__Objective__. In the listing below, locate the lines that hold "Union" and copy them.

__Data shown__.

════

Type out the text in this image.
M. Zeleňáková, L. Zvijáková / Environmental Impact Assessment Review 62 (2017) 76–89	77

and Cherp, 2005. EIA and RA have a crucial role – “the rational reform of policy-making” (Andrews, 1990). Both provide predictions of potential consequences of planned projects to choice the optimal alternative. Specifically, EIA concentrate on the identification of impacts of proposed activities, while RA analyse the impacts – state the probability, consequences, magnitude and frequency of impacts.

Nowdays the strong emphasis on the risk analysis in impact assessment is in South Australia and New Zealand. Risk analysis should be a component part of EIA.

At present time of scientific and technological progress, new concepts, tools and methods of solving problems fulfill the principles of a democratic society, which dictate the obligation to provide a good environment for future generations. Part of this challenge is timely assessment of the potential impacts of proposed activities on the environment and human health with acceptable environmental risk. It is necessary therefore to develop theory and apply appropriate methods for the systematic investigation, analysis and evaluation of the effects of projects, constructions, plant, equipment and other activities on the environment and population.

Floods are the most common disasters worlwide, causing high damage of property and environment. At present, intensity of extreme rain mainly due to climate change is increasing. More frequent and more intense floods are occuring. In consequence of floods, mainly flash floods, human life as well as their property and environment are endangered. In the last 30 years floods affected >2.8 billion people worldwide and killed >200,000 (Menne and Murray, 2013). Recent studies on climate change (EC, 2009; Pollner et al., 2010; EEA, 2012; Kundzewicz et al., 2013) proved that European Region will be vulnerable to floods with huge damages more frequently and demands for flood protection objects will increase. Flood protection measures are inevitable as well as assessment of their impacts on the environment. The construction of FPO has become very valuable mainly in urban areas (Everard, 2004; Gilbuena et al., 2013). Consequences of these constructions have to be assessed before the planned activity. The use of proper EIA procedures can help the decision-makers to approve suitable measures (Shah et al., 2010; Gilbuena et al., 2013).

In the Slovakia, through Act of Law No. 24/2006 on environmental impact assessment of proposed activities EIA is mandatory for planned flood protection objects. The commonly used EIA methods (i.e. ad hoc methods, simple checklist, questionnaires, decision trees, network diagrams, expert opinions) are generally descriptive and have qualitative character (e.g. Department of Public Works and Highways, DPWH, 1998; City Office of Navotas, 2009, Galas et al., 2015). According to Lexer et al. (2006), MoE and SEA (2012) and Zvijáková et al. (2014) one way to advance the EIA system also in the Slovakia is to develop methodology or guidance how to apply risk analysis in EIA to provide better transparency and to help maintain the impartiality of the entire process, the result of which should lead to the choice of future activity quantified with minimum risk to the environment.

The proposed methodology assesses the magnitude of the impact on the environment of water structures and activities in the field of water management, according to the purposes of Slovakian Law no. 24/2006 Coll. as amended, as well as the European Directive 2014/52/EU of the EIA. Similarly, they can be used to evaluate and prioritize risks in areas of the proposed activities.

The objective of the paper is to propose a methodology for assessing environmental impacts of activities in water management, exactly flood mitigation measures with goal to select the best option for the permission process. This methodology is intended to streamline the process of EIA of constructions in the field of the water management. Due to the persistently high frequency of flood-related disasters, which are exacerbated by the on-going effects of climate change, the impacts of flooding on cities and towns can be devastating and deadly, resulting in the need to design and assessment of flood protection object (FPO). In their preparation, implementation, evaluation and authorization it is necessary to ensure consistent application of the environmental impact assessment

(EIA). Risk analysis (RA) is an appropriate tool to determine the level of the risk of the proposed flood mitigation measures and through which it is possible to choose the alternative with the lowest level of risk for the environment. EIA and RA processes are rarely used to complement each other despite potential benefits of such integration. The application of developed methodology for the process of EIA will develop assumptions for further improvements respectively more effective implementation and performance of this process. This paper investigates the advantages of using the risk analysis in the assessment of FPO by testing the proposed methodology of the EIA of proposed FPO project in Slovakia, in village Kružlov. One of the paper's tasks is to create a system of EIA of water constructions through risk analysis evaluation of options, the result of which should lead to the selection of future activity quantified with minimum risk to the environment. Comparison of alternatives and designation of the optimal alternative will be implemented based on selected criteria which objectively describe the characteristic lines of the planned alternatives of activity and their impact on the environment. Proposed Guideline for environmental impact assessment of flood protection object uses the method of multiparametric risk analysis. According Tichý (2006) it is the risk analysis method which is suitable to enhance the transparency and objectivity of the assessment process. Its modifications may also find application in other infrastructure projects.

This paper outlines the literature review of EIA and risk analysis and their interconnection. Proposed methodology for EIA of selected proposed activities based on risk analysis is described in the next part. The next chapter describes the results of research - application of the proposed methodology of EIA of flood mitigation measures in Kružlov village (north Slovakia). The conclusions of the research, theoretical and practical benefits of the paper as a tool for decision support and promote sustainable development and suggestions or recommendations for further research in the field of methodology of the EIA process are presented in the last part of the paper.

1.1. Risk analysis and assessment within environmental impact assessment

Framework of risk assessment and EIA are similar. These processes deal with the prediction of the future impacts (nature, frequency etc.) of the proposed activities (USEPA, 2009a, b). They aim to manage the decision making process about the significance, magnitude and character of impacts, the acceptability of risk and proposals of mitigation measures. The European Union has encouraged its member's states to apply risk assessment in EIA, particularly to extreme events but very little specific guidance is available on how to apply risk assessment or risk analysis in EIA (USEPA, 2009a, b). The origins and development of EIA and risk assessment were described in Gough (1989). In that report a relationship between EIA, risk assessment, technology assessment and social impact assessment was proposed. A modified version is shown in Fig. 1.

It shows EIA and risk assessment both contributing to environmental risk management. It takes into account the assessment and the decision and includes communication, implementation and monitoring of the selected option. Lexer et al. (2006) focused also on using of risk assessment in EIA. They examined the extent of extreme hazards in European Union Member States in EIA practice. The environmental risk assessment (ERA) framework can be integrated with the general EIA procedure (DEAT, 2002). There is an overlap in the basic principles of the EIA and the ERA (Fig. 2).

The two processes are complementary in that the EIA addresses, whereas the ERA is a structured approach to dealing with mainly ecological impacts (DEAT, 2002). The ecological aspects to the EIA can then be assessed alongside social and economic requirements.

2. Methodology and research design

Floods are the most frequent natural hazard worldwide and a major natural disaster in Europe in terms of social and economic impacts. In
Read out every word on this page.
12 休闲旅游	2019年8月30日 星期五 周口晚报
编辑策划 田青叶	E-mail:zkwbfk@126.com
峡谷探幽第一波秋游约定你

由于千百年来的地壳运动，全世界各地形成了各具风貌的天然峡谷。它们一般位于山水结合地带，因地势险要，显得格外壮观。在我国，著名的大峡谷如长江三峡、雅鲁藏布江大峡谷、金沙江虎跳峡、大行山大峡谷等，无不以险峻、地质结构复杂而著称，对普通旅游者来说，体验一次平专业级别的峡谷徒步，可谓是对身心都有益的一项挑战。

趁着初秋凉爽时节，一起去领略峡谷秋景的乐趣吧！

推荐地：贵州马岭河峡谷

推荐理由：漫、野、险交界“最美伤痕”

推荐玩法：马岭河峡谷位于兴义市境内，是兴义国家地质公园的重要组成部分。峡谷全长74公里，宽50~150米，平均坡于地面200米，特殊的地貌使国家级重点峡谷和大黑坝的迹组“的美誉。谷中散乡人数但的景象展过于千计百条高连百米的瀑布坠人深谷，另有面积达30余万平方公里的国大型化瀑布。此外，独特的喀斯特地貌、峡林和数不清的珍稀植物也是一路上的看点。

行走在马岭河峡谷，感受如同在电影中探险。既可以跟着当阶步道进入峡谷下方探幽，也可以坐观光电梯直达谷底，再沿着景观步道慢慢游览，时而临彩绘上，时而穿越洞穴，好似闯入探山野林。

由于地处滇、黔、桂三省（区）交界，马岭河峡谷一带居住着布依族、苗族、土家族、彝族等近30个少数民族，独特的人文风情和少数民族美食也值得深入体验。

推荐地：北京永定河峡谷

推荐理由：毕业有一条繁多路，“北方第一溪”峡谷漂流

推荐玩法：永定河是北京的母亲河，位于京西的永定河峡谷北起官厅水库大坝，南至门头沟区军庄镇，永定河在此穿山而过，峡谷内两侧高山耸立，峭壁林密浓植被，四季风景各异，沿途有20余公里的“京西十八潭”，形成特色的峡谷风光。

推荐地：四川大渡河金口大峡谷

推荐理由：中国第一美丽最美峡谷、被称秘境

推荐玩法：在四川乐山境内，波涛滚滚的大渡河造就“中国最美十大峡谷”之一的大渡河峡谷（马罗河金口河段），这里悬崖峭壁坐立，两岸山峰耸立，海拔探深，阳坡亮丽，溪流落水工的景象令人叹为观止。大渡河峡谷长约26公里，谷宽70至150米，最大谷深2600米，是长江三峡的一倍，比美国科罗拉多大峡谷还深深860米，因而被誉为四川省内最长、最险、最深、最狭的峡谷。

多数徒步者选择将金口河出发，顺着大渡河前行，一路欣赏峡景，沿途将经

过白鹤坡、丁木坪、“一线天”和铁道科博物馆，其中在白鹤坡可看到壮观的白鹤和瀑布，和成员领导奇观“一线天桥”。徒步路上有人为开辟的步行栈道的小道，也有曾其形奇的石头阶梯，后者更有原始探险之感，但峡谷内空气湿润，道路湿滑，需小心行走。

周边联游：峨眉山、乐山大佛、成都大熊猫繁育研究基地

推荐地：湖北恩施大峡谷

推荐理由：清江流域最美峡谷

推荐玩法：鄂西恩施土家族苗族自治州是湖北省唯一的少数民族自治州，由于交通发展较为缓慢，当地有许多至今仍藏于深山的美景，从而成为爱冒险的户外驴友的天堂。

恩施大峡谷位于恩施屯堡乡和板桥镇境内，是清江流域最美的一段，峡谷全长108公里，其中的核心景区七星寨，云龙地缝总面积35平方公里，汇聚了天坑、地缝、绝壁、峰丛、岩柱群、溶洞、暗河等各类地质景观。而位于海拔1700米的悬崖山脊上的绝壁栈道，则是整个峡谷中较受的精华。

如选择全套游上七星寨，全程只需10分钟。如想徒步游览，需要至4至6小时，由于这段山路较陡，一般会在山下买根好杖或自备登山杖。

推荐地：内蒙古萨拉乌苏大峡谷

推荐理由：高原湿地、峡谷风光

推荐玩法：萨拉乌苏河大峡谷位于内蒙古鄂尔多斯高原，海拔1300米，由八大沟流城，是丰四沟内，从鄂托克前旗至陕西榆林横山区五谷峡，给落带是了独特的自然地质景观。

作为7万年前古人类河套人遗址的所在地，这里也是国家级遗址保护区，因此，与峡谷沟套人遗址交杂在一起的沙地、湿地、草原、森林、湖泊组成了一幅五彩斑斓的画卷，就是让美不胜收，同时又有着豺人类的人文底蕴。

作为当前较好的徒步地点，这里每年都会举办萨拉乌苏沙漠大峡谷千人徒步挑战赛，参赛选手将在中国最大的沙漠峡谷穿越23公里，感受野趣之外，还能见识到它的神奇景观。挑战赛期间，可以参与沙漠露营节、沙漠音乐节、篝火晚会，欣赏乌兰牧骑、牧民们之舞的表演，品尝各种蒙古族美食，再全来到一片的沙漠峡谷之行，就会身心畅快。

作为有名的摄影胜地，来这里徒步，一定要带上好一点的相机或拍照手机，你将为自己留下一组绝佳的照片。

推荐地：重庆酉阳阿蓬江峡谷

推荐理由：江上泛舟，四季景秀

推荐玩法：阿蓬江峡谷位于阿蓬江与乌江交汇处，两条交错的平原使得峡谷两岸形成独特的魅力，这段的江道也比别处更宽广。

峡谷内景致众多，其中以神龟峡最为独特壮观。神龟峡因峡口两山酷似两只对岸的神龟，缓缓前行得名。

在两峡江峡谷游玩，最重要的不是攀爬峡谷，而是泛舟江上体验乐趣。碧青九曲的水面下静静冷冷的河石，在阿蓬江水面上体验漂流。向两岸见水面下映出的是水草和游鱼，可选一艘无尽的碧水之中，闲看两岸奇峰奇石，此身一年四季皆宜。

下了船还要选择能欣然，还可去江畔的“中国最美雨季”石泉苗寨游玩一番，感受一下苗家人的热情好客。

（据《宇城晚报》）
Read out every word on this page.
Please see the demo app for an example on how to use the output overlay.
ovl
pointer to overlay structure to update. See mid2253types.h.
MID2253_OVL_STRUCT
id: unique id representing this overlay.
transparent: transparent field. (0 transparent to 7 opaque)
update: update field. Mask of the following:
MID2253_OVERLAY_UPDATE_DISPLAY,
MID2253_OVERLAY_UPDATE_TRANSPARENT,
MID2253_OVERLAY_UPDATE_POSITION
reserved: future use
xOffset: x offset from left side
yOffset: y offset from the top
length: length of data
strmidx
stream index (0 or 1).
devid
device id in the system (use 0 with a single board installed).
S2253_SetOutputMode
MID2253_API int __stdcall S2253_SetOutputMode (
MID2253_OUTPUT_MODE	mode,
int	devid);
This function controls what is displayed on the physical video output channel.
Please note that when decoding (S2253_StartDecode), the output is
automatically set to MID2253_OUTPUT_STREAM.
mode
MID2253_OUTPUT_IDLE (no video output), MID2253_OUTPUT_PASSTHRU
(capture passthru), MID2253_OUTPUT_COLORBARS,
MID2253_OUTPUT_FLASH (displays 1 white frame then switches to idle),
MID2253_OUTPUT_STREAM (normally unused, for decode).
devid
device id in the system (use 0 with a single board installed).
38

════

__Output below__.
Framework of risk assessment and EIA are similar. These processes deal with the prediction of the future impacts (nature, frequency etc.) of the proposed activities (USEPA, 2009a, b). They aim to manage the decision making process about the significance, magnitude and character of impacts, the acceptability of risk and proposals of mitigation measures. The European Union has encouraged its member's states to apply risk assessment in EIA, particularly to extreme events but very little specific guidance is available on how to apply risk assessment or risk analysis in EIA (USEPA, 2009a, b). The origins and development of EIA and risk assessment were described in Gough (1989). In that report a relationship between EIA, risk assessment, technology assessment and social impact assessment was proposed. A modified version is shown in Fig. 1.
It shows EIA and risk assessment both contributing to environmental risk management. It takes into account the assessment and the decision and includes communication, implementation and monitoring of the selected option. Lexer et al. (2006) focused also on using of risk assessment in EIA. They examined the extent of extreme hazards in European Union Member States in EIA practice. The environmental risk assessment (ERA) framework can be integrated with the general EIA procedure (DEAT, 2002). There is an overlap in the basic principles of the EIA and the ERA (Fig. 2).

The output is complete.